* start MATERIAL PROVIDED *
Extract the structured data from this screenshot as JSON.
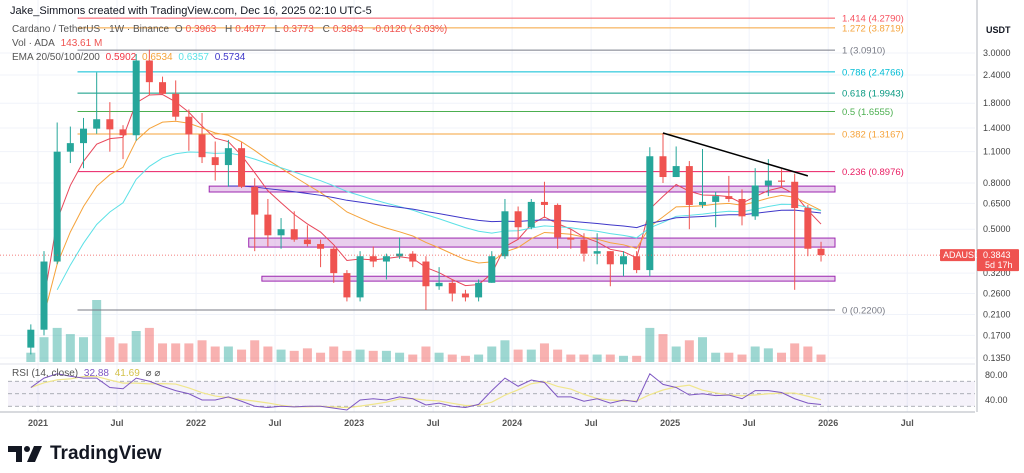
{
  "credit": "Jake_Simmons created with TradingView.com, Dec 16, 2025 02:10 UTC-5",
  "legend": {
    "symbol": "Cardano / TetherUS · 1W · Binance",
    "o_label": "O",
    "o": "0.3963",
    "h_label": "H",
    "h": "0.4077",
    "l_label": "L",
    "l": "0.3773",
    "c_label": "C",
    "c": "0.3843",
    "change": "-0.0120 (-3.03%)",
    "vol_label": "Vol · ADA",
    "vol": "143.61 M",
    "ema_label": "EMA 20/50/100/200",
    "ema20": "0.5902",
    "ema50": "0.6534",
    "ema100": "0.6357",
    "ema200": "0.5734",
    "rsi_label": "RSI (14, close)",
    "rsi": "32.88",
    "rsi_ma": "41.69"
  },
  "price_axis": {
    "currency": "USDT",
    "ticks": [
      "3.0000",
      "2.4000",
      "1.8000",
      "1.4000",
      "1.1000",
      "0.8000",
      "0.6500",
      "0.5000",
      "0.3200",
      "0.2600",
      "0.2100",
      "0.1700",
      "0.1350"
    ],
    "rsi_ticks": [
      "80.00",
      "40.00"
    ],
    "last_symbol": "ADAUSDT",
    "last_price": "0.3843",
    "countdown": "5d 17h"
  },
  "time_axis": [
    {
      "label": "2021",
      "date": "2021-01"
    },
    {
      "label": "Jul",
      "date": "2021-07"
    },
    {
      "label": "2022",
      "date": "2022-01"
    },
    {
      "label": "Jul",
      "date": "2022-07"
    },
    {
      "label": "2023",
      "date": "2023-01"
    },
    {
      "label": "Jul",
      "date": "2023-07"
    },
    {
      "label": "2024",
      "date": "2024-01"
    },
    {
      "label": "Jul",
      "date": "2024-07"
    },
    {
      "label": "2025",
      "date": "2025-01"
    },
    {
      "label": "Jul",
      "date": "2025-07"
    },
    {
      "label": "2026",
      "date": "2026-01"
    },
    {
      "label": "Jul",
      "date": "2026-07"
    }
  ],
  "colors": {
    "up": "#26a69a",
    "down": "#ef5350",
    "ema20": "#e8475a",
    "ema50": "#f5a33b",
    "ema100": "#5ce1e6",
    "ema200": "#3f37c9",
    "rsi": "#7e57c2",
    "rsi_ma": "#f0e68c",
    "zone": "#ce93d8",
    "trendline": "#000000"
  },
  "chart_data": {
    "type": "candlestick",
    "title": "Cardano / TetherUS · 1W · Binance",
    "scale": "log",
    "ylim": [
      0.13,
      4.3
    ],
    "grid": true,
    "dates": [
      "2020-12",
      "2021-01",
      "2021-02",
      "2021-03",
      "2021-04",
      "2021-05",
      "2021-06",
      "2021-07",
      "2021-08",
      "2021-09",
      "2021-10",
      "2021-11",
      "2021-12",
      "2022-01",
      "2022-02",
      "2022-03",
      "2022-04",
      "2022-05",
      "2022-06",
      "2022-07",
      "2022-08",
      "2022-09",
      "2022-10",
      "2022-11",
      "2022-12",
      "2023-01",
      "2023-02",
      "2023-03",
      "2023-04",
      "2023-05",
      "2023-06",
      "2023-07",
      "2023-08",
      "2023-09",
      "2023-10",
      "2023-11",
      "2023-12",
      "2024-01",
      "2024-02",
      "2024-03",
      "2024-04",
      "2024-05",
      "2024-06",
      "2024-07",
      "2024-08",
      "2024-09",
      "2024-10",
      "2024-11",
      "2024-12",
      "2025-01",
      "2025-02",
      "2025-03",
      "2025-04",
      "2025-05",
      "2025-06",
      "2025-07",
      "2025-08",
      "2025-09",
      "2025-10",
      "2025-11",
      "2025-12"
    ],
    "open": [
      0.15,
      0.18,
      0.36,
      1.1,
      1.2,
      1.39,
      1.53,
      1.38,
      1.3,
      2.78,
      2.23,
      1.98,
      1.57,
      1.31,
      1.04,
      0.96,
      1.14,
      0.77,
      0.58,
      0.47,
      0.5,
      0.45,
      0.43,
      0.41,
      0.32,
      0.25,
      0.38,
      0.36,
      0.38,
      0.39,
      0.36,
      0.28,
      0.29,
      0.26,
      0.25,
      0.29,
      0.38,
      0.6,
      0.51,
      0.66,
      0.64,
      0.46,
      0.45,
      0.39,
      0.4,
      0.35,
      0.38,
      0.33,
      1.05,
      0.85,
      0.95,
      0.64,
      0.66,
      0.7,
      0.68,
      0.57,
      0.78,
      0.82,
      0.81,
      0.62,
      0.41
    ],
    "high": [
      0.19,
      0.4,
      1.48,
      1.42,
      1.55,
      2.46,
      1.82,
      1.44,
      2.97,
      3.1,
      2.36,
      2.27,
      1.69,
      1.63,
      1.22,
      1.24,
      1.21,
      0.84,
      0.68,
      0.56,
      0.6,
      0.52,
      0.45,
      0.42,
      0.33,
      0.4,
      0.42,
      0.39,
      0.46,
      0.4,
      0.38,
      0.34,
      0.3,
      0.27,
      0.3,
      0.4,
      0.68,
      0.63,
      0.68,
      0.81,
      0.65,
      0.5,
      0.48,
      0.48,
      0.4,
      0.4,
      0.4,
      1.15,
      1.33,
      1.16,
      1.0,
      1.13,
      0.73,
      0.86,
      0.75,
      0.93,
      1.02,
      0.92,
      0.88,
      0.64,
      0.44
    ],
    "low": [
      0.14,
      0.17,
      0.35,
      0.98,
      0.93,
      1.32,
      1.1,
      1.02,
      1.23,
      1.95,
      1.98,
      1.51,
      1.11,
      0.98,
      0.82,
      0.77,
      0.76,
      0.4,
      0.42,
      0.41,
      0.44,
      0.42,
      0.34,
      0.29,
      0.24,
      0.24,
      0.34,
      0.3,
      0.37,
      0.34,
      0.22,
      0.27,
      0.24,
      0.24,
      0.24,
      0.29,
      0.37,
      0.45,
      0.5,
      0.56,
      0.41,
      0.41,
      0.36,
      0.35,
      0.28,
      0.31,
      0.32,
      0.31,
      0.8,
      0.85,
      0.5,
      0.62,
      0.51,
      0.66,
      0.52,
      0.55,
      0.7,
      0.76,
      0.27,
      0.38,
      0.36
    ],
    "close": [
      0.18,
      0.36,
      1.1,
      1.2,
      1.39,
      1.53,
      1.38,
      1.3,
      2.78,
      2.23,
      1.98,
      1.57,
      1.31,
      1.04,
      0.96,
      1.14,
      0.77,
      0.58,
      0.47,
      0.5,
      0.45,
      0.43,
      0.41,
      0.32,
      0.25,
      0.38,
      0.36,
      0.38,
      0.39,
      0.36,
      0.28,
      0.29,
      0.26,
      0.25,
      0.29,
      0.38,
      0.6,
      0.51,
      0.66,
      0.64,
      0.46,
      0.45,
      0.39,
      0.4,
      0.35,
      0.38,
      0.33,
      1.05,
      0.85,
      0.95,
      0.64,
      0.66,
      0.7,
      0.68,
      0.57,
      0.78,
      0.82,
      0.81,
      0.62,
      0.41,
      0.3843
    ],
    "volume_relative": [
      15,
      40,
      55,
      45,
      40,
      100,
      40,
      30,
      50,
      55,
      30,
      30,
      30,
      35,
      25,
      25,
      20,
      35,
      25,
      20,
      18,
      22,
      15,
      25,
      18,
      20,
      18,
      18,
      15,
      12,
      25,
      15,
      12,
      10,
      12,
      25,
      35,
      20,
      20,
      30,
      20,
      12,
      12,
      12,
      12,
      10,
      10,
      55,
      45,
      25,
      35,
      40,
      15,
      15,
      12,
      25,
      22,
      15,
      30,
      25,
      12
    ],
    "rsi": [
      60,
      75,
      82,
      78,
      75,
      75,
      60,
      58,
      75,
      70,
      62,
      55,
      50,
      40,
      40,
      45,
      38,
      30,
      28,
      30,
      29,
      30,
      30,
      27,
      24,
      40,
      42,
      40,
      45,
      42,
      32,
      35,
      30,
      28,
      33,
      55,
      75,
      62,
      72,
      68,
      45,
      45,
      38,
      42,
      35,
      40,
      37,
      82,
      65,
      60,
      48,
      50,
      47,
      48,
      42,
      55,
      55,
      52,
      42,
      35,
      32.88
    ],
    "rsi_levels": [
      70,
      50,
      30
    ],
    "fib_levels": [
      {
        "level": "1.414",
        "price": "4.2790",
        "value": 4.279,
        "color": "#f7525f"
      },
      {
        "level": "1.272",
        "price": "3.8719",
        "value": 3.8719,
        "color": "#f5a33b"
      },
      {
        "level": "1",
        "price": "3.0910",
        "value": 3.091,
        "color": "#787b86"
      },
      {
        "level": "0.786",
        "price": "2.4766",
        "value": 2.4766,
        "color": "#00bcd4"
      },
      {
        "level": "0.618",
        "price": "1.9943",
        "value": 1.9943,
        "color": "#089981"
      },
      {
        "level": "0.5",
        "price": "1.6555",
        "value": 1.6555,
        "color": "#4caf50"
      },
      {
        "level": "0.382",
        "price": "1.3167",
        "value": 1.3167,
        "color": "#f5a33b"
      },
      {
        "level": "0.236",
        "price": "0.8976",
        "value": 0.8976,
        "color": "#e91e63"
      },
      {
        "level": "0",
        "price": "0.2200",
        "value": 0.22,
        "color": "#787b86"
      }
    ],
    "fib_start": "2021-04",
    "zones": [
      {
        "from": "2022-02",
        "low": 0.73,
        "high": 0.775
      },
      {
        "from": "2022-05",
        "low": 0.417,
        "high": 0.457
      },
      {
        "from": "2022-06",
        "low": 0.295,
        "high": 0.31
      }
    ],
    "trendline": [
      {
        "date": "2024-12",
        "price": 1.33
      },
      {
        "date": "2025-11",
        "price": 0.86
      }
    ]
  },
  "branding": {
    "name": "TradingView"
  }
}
* end MATERIAL PROVIDED *
SET TASK
Copy all lines in the listing above where the string "from" appears.

EXERCISE RESPONSE
Extract the structured data from this screenshot as JSON.
        "from": "2022-02",
        "from": "2022-05",
        "from": "2022-06",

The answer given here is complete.